## Required task
Reproduce each of the entries below word for word, leaving nothing out.

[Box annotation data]
----

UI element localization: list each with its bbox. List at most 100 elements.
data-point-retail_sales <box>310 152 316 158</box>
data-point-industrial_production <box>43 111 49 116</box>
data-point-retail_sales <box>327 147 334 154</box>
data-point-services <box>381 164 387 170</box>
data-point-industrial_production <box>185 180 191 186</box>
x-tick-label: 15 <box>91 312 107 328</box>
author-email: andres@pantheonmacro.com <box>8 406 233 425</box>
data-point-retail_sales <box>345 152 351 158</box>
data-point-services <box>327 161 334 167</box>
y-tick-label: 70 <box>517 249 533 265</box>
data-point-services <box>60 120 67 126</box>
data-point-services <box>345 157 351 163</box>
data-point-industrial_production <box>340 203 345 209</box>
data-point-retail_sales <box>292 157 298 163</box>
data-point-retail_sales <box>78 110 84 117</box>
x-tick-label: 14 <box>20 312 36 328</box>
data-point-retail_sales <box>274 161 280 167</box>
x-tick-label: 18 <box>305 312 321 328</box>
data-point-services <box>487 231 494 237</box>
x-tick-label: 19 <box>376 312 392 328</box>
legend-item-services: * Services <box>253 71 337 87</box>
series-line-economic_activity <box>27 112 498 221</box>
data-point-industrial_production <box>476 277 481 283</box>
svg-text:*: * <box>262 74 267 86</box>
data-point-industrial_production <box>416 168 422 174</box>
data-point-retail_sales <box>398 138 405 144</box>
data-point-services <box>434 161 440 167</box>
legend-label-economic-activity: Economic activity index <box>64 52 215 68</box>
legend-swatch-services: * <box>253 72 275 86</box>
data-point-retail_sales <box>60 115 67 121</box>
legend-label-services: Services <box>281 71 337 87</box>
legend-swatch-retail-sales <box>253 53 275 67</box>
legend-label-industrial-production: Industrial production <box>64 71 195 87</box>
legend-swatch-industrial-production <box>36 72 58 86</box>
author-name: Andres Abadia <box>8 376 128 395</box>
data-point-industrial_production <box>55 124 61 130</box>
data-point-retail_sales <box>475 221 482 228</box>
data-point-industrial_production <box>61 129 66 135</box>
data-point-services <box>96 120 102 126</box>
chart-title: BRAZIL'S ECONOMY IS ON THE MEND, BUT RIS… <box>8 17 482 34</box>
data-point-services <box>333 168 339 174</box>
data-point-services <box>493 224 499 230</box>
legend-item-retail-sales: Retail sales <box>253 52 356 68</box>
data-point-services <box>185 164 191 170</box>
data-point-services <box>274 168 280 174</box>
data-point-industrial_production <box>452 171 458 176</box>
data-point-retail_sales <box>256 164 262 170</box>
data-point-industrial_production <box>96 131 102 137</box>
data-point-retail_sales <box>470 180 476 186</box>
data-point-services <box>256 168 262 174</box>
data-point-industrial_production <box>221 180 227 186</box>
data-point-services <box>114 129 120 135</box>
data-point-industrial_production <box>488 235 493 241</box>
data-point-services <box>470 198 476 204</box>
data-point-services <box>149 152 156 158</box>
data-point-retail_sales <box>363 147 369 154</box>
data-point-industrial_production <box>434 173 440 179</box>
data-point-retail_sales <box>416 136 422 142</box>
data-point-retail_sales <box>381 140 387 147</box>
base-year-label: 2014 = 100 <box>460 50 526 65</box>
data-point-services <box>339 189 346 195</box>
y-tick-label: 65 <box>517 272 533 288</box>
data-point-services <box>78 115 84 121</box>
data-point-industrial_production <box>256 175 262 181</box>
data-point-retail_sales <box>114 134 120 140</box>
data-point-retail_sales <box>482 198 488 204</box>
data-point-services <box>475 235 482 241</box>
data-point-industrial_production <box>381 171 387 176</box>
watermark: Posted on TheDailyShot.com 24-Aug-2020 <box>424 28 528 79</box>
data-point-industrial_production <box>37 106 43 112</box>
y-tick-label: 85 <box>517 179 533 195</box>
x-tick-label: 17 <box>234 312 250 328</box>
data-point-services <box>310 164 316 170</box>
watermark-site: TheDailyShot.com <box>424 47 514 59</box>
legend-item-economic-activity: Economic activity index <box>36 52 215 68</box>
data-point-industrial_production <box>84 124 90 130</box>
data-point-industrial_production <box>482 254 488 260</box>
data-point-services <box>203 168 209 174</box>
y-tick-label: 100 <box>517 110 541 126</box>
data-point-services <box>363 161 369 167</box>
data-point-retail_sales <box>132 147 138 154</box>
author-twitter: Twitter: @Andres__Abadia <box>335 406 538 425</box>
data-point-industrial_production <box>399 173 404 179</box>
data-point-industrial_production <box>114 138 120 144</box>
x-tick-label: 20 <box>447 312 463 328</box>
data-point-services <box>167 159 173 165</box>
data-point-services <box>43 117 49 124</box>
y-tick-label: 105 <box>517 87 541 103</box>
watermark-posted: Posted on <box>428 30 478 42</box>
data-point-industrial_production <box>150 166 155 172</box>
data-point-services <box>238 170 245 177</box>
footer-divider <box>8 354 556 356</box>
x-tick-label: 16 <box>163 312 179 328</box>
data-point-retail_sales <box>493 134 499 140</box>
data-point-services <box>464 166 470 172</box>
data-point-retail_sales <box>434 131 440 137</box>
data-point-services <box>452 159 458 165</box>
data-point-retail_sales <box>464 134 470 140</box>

----

## Exercise solution
UI element localization: list each with its bbox. List at most 100 elements.
data-point-retail_sales <box>310 152 316 158</box>
data-point-industrial_production <box>43 111 49 116</box>
data-point-retail_sales <box>327 147 334 154</box>
data-point-services <box>381 164 387 170</box>
data-point-industrial_production <box>185 180 191 186</box>
x-tick-label: 15 <box>91 312 107 328</box>
author-email: andres@pantheonmacro.com <box>8 406 233 425</box>
data-point-retail_sales <box>345 152 351 158</box>
data-point-services <box>327 161 334 167</box>
y-tick-label: 70 <box>517 249 533 265</box>
data-point-services <box>60 120 67 126</box>
data-point-services <box>345 157 351 163</box>
data-point-industrial_production <box>340 203 345 209</box>
data-point-retail_sales <box>292 157 298 163</box>
data-point-retail_sales <box>78 110 84 117</box>
x-tick-label: 14 <box>20 312 36 328</box>
data-point-retail_sales <box>274 161 280 167</box>
x-tick-label: 18 <box>305 312 321 328</box>
data-point-services <box>487 231 494 237</box>
x-tick-label: 19 <box>376 312 392 328</box>
legend-item-services: * Services <box>253 71 337 87</box>
series-line-economic_activity <box>27 112 498 221</box>
data-point-industrial_production <box>476 277 481 283</box>
svg-text:*: * <box>262 74 267 86</box>
data-point-industrial_production <box>416 168 422 174</box>
data-point-retail_sales <box>398 138 405 144</box>
data-point-services <box>434 161 440 167</box>
legend-label-economic-activity: Economic activity index <box>64 52 215 68</box>
legend-swatch-services: * <box>253 72 275 86</box>
data-point-retail_sales <box>60 115 67 121</box>
legend-label-services: Services <box>281 71 337 87</box>
legend-swatch-retail-sales <box>253 53 275 67</box>
legend-label-industrial-production: Industrial production <box>64 71 195 87</box>
legend-swatch-industrial-production <box>36 72 58 86</box>
author-name: Andres Abadia <box>8 376 128 395</box>
data-point-industrial_production <box>55 124 61 130</box>
data-point-retail_sales <box>475 221 482 228</box>
data-point-industrial_production <box>61 129 66 135</box>
data-point-services <box>96 120 102 126</box>
chart-title: BRAZIL'S ECONOMY IS ON THE MEND, BUT RIS… <box>8 17 482 34</box>
data-point-services <box>333 168 339 174</box>
data-point-services <box>493 224 499 230</box>
legend-item-retail-sales: Retail sales <box>253 52 356 68</box>
data-point-services <box>185 164 191 170</box>
data-point-services <box>274 168 280 174</box>
data-point-industrial_production <box>452 171 458 176</box>
data-point-retail_sales <box>256 164 262 170</box>
data-point-industrial_production <box>96 131 102 137</box>
data-point-retail_sales <box>470 180 476 186</box>
data-point-services <box>256 168 262 174</box>
data-point-industrial_production <box>221 180 227 186</box>
data-point-services <box>114 129 120 135</box>
data-point-industrial_production <box>488 235 493 241</box>
data-point-services <box>470 198 476 204</box>
data-point-services <box>149 152 156 158</box>
data-point-retail_sales <box>363 147 369 154</box>
data-point-industrial_production <box>434 173 440 179</box>
data-point-retail_sales <box>416 136 422 142</box>
data-point-retail_sales <box>381 140 387 147</box>
base-year-label: 2014 = 100 <box>460 50 526 65</box>
data-point-services <box>339 189 346 195</box>
y-tick-label: 65 <box>517 272 533 288</box>
data-point-services <box>78 115 84 121</box>
data-point-industrial_production <box>256 175 262 181</box>
data-point-retail_sales <box>114 134 120 140</box>
data-point-retail_sales <box>482 198 488 204</box>
data-point-services <box>475 235 482 241</box>
data-point-industrial_production <box>381 171 387 176</box>
watermark: Posted on TheDailyShot.com 24-Aug-2020 <box>424 28 528 79</box>
data-point-industrial_production <box>37 106 43 112</box>
y-tick-label: 85 <box>517 179 533 195</box>
x-tick-label: 17 <box>234 312 250 328</box>
data-point-services <box>310 164 316 170</box>
watermark-site: TheDailyShot.com <box>424 47 514 59</box>
legend-item-economic-activity: Economic activity index <box>36 52 215 68</box>
data-point-industrial_production <box>84 124 90 130</box>
data-point-industrial_production <box>482 254 488 260</box>
data-point-services <box>203 168 209 174</box>
y-tick-label: 100 <box>517 110 541 126</box>
data-point-services <box>363 161 369 167</box>
data-point-retail_sales <box>132 147 138 154</box>
author-twitter: Twitter: @Andres__Abadia <box>335 406 538 425</box>
data-point-industrial_production <box>399 173 404 179</box>
data-point-industrial_production <box>114 138 120 144</box>
x-tick-label: 20 <box>447 312 463 328</box>
data-point-services <box>167 159 173 165</box>
data-point-services <box>43 117 49 124</box>
y-tick-label: 105 <box>517 87 541 103</box>
watermark-posted: Posted on <box>428 30 478 42</box>
data-point-industrial_production <box>150 166 155 172</box>
data-point-services <box>238 170 245 177</box>
footer-divider <box>8 354 556 356</box>
x-tick-label: 16 <box>163 312 179 328</box>
data-point-retail_sales <box>493 134 499 140</box>
data-point-services <box>464 166 470 172</box>
data-point-retail_sales <box>434 131 440 137</box>
data-point-services <box>452 159 458 165</box>
data-point-retail_sales <box>464 134 470 140</box>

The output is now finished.